- **To be done**
Count every line that has the word "Audience". Give the number, without anything more.

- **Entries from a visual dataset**

════════

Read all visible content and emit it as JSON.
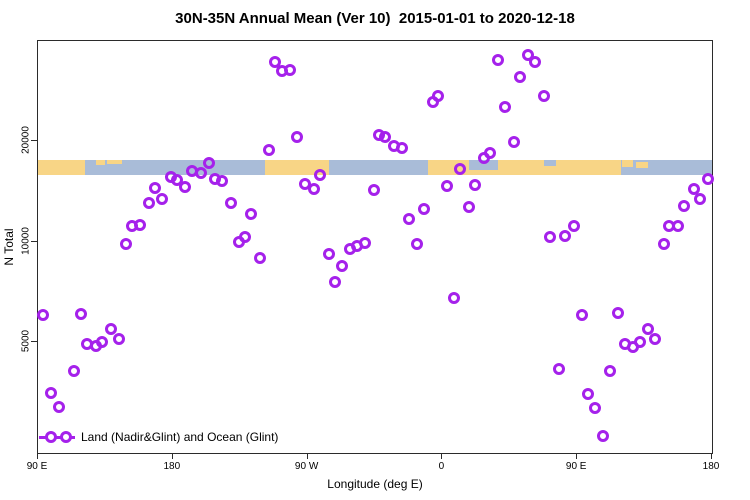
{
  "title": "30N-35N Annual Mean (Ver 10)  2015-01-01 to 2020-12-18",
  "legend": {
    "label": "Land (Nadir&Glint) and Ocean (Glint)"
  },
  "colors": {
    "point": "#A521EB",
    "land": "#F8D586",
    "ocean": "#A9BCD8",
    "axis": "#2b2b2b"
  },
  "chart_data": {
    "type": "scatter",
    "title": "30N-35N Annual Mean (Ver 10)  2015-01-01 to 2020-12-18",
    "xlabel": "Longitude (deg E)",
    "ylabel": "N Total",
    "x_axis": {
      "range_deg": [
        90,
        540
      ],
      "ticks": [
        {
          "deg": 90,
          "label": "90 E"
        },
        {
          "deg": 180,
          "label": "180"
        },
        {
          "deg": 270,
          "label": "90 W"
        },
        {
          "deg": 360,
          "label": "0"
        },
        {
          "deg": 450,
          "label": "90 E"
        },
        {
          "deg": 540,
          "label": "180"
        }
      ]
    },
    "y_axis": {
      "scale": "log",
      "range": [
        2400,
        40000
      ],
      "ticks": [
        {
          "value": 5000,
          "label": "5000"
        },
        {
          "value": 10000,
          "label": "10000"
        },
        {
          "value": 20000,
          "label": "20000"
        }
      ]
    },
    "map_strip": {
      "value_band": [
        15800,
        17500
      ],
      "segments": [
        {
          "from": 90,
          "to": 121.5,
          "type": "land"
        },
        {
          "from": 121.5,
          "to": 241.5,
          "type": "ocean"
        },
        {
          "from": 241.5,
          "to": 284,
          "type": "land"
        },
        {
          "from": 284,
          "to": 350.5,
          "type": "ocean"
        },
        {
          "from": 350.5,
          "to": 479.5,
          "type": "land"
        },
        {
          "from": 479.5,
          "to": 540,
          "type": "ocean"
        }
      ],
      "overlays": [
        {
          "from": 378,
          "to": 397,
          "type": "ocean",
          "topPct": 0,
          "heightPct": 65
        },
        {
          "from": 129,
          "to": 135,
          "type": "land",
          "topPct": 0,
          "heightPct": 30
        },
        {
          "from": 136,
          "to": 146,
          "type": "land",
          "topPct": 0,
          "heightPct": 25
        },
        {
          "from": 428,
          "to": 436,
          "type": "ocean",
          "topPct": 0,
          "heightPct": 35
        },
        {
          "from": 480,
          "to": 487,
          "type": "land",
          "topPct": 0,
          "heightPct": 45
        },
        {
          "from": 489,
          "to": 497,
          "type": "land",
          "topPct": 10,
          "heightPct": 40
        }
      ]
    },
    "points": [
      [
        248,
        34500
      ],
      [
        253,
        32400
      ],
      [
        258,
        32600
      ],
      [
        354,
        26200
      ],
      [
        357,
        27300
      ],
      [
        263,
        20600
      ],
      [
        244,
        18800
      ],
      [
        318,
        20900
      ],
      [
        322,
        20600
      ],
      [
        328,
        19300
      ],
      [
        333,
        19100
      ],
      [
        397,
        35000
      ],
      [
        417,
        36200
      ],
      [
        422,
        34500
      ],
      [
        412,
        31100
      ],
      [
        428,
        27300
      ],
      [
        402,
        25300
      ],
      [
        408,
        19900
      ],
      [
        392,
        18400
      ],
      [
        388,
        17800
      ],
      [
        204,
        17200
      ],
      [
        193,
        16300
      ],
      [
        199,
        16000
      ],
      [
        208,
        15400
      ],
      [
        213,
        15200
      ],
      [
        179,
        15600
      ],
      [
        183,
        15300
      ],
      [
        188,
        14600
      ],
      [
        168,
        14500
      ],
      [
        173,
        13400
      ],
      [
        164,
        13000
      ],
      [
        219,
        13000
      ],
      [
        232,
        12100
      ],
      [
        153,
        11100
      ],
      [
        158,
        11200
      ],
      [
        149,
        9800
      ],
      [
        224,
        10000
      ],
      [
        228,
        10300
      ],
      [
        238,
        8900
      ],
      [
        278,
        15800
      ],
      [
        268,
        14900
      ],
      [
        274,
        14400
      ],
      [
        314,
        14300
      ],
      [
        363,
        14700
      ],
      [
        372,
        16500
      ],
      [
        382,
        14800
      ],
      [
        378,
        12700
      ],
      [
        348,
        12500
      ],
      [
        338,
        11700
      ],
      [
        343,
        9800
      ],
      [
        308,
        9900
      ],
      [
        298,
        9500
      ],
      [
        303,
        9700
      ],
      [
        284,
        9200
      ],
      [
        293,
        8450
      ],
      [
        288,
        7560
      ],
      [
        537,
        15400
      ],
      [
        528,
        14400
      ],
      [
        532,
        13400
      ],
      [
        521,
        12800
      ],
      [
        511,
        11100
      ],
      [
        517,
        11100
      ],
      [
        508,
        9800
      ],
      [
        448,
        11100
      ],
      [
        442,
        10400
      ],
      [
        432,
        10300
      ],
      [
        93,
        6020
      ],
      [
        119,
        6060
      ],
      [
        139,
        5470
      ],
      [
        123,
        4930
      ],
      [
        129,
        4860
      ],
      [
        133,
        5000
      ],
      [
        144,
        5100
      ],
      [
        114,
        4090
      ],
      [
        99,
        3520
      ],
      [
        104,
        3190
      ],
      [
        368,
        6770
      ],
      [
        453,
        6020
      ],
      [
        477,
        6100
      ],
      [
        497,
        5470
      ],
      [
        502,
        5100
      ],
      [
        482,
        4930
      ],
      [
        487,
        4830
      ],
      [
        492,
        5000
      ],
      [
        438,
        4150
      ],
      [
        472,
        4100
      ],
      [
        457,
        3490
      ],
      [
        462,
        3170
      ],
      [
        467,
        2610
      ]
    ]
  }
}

════════

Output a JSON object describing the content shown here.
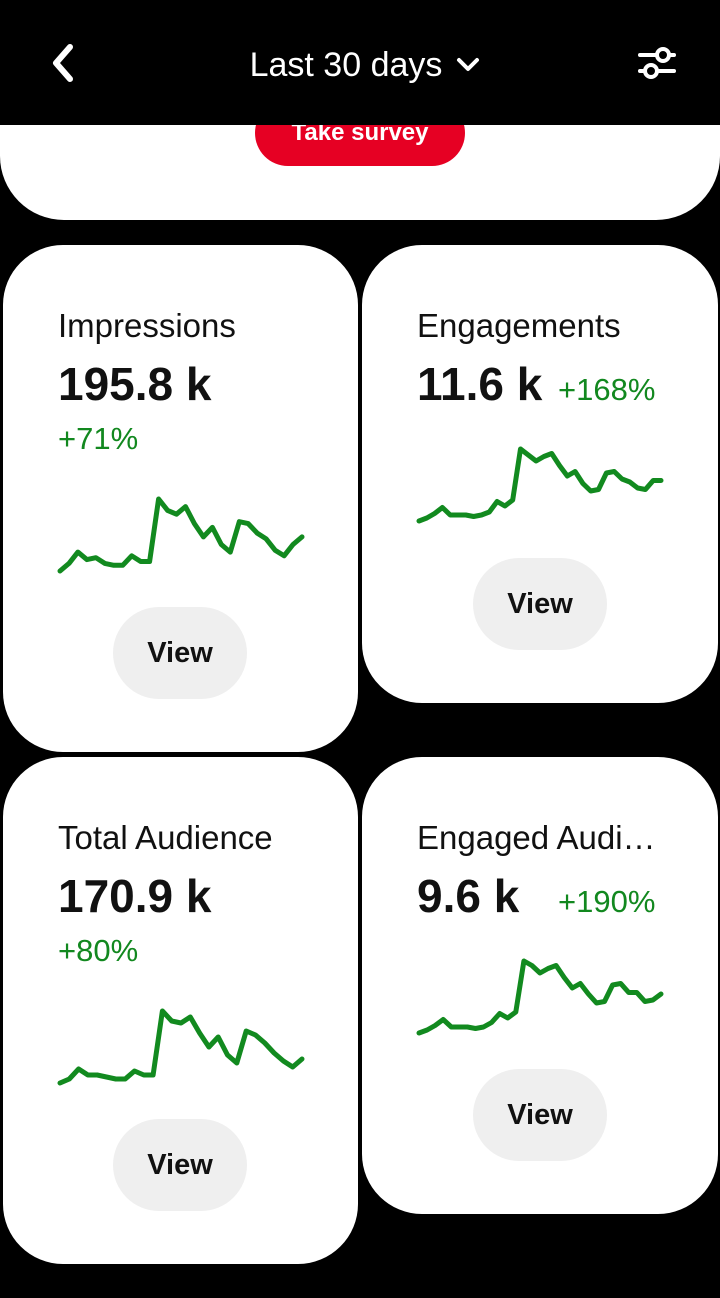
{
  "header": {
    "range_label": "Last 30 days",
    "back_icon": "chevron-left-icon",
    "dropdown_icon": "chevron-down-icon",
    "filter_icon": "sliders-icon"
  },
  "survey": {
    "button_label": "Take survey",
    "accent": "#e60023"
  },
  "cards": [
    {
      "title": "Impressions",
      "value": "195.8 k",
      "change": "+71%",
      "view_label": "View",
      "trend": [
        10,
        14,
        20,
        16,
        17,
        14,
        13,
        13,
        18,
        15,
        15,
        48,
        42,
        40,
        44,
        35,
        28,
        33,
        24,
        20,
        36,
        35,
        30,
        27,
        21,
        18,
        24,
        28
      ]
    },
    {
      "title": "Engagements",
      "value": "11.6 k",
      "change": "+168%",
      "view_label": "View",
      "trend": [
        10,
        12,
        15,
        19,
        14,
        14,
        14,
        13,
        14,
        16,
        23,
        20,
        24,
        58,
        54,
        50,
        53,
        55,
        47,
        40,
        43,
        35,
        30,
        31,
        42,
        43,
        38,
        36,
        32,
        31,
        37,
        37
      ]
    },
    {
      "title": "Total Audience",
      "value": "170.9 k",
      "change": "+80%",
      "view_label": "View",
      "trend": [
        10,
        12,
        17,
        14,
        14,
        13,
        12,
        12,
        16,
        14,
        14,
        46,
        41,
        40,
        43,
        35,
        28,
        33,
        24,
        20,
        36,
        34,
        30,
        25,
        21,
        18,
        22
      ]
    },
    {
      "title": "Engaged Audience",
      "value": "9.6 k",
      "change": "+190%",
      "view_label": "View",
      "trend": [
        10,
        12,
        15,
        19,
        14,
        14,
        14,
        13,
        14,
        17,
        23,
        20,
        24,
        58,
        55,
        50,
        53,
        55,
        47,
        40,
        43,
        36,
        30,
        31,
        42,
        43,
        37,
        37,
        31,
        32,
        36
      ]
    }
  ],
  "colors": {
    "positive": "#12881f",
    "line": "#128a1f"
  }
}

════════

- **Correct response**
2